[FFmpeg-devel] [PATCH] WMA Voice postfilter

Vitor Sessak vitor1001
Mon Apr 12 01:48:07 CEST 2010


Ronald S. Bultje wrote:
> Hi,
> 
> On Thu, Apr 1, 2010 at 11:52 AM, Reimar D?ffinger
> <Reimar.Doeffinger at gmx.de> wrote:
>> On Thu, Apr 01, 2010 at 11:25:25AM -0400, Ronald S. Bultje wrote:
>>> I'm probably asking silly questions here, but can I allocate aligned
>>> memory on the stack? Or do they have to be in the struct?
>> You better avoid it on the stack, it won't work reliably on all
>> supported configurations.
> 
> Thanks for the advice, this patch is tested with yasm and does not
> crash, so I think alignment is OK now. By putting synth buffer in the
> context, I was also able to remove one memcpy(). (One or two more of
> those are possible in the original code, previously already suggested
> by Vitor, so I might go ahead and do that in a future patch also.)

Some comments:

> +static int kalman_smoothen(WMAVoiceContext *s, int pitch,
> +                           const float *in, float *out, int size)
> +{
> +    int n;
> +    float optimal_gain = 0, dot;
> +    const float *ptr = &in[-FFMAX(s->min_pitch_val, pitch - 3)],
> +                *end = &in[-FFMIN(s->max_pitch_val, pitch + 3)],
> +                *best_hist_ptr;
> +
> +    /* find best fitting point in history */
> +    do {
> +        dot = ff_dot_productf(in, ptr, size);
> +        if (dot > optimal_gain) {
> +            optimal_gain  = dot;
> +            best_hist_ptr = ptr;
> +        }
> +    } while (--ptr >= end);
> +
> +    if (optimal_gain <= 0)
> +        return -1;
> +    dot = ff_dot_productf(best_hist_ptr, best_hist_ptr, size);
> +    if (dot <= 0) // would be 1.0
> +        return -1;
> +
> +    if (optimal_gain <= dot) {
> +        dot = 0.5 / (0.5 + 0.3 * optimal_gain / dot); // 0.0625-1.0000

This can be done with one less division:

dot = (0.5 * dot) / (0.5 * dot + 0.3 * optimal_gain); // 0.0625-1.0000

> +/**
> + * Derive denoise filter coefficients from the LPCs.
> + */
> +static void calc_coeffs(WMAVoiceContext *s, float *lpcs,
> +                        int fcb_type, float *coeffs, int remainder)
_ _ _
### EXERCISE
In the WMA Voice postfilter thread, what did moving the synth buffer into the context make it possible to remove?

### LISTING
_ _ _
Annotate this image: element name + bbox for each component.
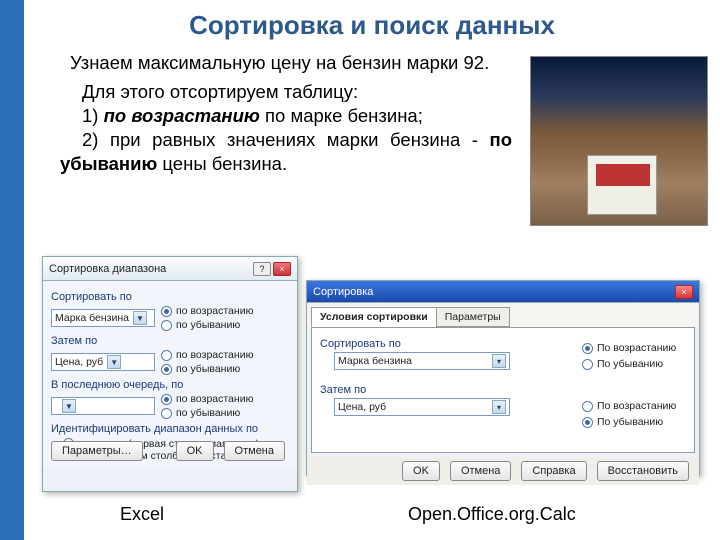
_ _ _
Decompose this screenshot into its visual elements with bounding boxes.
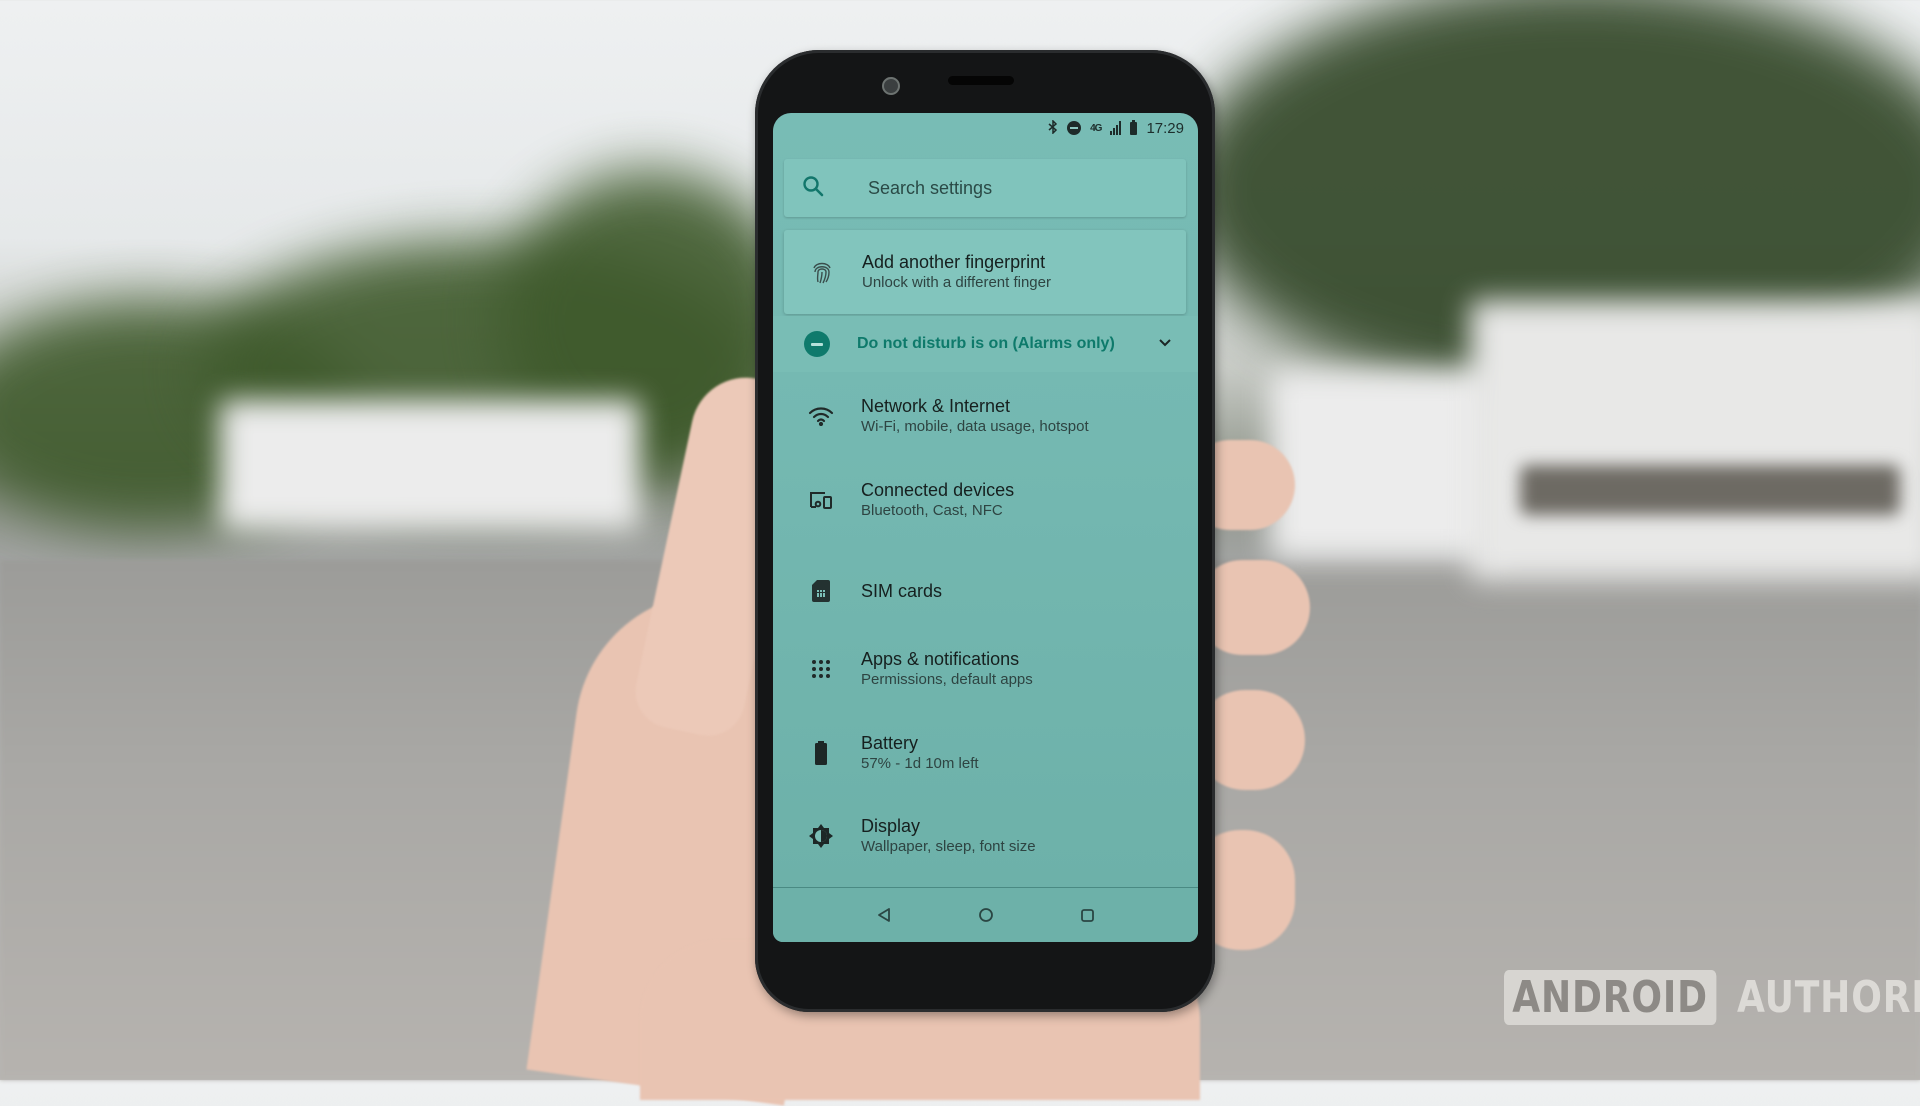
_ _ _
### RESPONSE
One memcpy() call.